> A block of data

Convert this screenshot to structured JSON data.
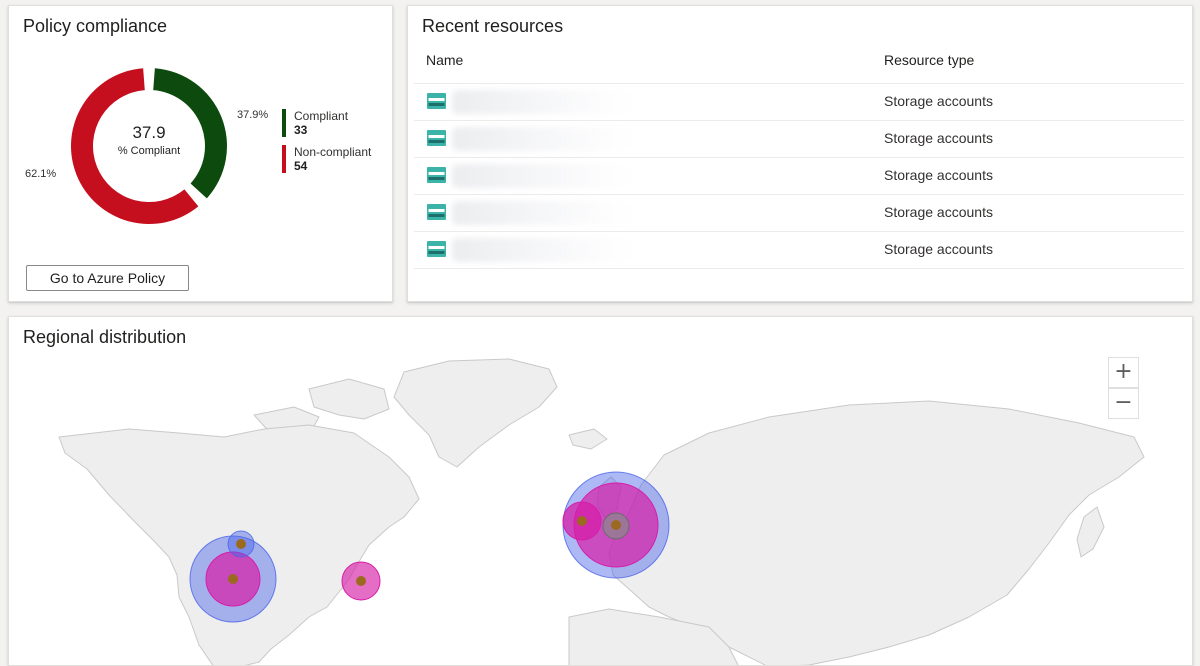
{
  "policy": {
    "title": "Policy compliance",
    "center_value": "37.9",
    "center_label": "% Compliant",
    "compliant_pct_label": "37.9%",
    "noncompliant_pct_label": "62.1%",
    "compliant_fraction": 0.379,
    "legend": [
      {
        "label": "Compliant",
        "value": "33",
        "color": "#0d4a0d"
      },
      {
        "label": "Non-compliant",
        "value": "54",
        "color": "#c50f1f"
      }
    ],
    "button_label": "Go to Azure Policy"
  },
  "resources": {
    "title": "Recent resources",
    "columns": [
      "Name",
      "Resource type"
    ],
    "rows": [
      {
        "type": "Storage accounts",
        "icon": "storage-account-icon"
      },
      {
        "type": "Storage accounts",
        "icon": "storage-account-icon"
      },
      {
        "type": "Storage accounts",
        "icon": "storage-account-icon"
      },
      {
        "type": "Storage accounts",
        "icon": "storage-account-icon"
      },
      {
        "type": "Storage accounts",
        "icon": "storage-account-icon"
      }
    ]
  },
  "regional": {
    "title": "Regional distribution",
    "zoom_in_label": "+",
    "zoom_out_label": "−",
    "bubble_colors": {
      "blue": "#4a63e8",
      "magenta": "#d61ea8",
      "marker": "#9b6a1e"
    }
  }
}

> Aim of the task
Exactly as written, return every line of the listing, but not the pictures.

> Task answer
Convert this screenshot to structured JSON data.
{
  "policy": {
    "title": "Policy compliance",
    "center_value": "37.9",
    "center_label": "% Compliant",
    "compliant_pct_label": "37.9%",
    "noncompliant_pct_label": "62.1%",
    "compliant_fraction": 0.379,
    "legend": [
      {
        "label": "Compliant",
        "value": "33",
        "color": "#0d4a0d"
      },
      {
        "label": "Non-compliant",
        "value": "54",
        "color": "#c50f1f"
      }
    ],
    "button_label": "Go to Azure Policy"
  },
  "resources": {
    "title": "Recent resources",
    "columns": [
      "Name",
      "Resource type"
    ],
    "rows": [
      {
        "type": "Storage accounts",
        "icon": "storage-account-icon"
      },
      {
        "type": "Storage accounts",
        "icon": "storage-account-icon"
      },
      {
        "type": "Storage accounts",
        "icon": "storage-account-icon"
      },
      {
        "type": "Storage accounts",
        "icon": "storage-account-icon"
      },
      {
        "type": "Storage accounts",
        "icon": "storage-account-icon"
      }
    ]
  },
  "regional": {
    "title": "Regional distribution",
    "zoom_in_label": "+",
    "zoom_out_label": "−",
    "bubble_colors": {
      "blue": "#4a63e8",
      "magenta": "#d61ea8",
      "marker": "#9b6a1e"
    }
  }
}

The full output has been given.